**DATA LINES**
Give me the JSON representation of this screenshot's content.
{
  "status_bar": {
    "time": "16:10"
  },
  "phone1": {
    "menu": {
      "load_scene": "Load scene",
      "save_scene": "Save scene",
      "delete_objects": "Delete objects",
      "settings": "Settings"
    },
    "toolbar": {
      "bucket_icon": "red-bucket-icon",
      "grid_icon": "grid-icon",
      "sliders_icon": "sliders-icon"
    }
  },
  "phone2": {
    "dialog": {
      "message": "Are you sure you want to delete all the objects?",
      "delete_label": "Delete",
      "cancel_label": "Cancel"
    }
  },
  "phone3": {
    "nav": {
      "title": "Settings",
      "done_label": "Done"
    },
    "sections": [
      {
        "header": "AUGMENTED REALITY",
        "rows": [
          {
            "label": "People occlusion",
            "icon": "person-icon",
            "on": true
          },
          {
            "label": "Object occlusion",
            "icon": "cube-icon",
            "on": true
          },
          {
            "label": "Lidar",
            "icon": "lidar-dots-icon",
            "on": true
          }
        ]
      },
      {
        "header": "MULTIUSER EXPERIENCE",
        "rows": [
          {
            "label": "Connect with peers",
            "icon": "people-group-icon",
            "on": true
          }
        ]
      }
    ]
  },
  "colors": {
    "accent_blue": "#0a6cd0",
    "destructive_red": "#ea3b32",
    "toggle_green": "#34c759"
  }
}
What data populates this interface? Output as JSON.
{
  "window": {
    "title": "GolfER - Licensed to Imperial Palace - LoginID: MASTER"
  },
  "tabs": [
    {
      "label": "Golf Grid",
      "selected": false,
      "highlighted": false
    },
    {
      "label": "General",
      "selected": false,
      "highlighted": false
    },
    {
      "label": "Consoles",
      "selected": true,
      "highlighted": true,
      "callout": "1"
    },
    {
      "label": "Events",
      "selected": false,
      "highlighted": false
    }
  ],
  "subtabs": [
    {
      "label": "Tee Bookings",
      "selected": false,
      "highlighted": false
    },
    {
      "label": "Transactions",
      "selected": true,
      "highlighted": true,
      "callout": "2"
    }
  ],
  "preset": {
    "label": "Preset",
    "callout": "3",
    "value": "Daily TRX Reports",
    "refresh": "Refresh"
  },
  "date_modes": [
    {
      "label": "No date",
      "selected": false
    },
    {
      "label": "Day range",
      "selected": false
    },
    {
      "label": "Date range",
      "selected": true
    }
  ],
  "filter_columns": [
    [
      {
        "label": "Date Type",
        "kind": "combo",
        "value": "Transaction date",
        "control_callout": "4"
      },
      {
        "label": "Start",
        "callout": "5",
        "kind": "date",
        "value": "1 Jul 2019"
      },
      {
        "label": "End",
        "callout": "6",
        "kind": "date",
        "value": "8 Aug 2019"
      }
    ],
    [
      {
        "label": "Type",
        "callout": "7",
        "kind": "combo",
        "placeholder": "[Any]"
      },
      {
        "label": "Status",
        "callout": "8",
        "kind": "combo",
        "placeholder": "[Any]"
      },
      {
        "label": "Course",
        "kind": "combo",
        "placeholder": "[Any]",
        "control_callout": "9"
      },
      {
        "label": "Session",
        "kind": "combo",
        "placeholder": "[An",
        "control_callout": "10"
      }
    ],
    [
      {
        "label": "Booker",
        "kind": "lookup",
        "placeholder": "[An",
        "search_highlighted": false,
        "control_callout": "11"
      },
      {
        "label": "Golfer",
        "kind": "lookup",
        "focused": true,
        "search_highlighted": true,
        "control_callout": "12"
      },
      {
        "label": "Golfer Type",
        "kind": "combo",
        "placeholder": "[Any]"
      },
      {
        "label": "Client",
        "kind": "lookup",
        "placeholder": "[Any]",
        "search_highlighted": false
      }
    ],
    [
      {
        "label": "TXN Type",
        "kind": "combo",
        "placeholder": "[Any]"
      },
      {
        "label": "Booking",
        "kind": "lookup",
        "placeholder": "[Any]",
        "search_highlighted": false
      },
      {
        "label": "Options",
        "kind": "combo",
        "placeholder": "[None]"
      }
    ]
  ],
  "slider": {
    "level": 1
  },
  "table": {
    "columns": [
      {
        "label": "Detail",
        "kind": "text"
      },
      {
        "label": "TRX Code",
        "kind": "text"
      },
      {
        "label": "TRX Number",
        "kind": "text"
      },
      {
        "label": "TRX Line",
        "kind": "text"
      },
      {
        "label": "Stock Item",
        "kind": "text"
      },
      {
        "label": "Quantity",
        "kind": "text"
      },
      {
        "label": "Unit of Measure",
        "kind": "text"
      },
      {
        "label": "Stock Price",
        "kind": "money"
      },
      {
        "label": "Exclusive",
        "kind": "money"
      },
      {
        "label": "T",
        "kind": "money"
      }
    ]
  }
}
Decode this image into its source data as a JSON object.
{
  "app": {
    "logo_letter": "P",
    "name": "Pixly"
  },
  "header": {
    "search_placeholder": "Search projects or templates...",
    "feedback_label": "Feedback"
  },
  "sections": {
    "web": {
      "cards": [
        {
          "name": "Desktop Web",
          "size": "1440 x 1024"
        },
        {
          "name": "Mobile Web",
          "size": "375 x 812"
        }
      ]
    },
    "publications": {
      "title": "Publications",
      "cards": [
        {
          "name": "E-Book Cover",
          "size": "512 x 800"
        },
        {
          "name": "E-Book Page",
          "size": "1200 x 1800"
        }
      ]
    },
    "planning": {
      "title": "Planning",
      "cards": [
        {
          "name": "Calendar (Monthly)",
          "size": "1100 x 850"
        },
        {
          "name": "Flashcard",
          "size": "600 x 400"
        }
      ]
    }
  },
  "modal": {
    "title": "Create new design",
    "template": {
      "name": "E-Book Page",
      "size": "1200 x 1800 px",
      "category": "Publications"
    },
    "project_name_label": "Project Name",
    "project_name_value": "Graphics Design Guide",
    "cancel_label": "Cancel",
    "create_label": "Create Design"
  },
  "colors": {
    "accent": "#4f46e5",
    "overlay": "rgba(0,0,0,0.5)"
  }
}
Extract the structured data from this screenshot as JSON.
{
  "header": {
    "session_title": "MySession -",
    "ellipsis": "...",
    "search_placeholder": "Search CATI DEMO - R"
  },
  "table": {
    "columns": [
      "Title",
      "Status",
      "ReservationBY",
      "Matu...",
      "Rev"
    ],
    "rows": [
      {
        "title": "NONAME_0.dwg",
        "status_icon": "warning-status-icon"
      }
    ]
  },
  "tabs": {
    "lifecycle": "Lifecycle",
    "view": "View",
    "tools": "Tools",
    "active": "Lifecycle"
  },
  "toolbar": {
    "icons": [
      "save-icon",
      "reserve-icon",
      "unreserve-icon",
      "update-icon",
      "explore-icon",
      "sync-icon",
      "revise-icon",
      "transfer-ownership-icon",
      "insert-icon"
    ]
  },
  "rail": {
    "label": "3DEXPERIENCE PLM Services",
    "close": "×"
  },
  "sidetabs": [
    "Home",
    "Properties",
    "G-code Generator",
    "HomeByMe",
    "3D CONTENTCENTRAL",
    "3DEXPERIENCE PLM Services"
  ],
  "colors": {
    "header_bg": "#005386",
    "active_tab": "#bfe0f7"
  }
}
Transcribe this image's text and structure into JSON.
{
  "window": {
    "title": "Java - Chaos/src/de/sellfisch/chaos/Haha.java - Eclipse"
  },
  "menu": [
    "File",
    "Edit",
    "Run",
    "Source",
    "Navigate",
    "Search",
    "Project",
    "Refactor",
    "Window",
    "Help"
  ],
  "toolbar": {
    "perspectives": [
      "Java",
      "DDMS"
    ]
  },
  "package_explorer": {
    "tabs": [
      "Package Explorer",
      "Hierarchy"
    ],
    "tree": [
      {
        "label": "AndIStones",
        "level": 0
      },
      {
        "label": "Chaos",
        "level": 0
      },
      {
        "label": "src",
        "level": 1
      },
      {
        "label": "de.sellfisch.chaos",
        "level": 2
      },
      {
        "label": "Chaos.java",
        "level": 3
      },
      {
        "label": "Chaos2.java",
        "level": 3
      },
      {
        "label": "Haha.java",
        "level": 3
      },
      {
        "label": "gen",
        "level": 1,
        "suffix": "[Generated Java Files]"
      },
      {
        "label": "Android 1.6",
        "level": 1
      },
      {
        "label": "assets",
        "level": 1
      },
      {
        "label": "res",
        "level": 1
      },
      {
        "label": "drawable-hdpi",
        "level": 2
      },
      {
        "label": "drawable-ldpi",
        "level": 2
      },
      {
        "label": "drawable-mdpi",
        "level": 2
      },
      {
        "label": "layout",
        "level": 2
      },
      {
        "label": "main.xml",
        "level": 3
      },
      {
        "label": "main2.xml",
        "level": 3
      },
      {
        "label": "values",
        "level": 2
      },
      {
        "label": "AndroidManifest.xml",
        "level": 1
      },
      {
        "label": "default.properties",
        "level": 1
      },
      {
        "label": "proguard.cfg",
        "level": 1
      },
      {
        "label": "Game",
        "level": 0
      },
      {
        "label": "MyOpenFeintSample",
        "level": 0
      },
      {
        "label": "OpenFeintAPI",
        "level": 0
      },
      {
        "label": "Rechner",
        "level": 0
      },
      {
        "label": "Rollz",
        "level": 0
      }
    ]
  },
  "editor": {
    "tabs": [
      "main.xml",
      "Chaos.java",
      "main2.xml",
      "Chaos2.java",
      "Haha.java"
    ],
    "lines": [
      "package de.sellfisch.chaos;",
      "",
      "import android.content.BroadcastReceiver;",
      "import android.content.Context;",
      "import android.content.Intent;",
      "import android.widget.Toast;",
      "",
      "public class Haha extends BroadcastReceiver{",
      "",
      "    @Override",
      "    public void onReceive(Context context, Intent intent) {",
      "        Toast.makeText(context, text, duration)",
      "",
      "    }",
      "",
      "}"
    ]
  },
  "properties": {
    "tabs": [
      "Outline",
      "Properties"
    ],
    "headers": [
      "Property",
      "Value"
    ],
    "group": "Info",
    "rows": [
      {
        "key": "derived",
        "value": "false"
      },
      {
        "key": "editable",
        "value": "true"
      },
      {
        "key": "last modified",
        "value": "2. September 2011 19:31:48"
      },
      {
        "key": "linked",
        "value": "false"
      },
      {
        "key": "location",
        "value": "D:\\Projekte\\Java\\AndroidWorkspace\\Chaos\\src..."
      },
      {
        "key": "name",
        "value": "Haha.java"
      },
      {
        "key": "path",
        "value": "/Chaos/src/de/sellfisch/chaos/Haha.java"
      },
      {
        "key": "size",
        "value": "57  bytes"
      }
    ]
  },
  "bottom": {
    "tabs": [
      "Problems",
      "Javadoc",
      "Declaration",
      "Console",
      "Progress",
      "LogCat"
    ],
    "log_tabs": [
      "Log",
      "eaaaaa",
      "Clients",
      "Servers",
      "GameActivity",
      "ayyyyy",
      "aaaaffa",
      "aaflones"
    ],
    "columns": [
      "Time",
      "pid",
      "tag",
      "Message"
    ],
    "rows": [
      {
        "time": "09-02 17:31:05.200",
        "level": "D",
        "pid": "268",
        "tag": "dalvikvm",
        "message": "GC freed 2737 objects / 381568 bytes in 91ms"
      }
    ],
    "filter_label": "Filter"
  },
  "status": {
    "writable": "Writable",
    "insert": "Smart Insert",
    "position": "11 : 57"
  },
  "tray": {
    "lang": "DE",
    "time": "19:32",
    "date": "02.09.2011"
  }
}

**PROBLEM TO WORK ON**
Return every line above in which the string "sellfisch" occurs.

**THE SOLUTION**
    "title": "Java - Chaos/src/de/sellfisch/chaos/Haha.java - Eclipse"
        "label": "de.sellfisch.chaos",
      "package de.sellfisch.chaos;",
        "value": "/Chaos/src/de/sellfisch/chaos/Haha.java"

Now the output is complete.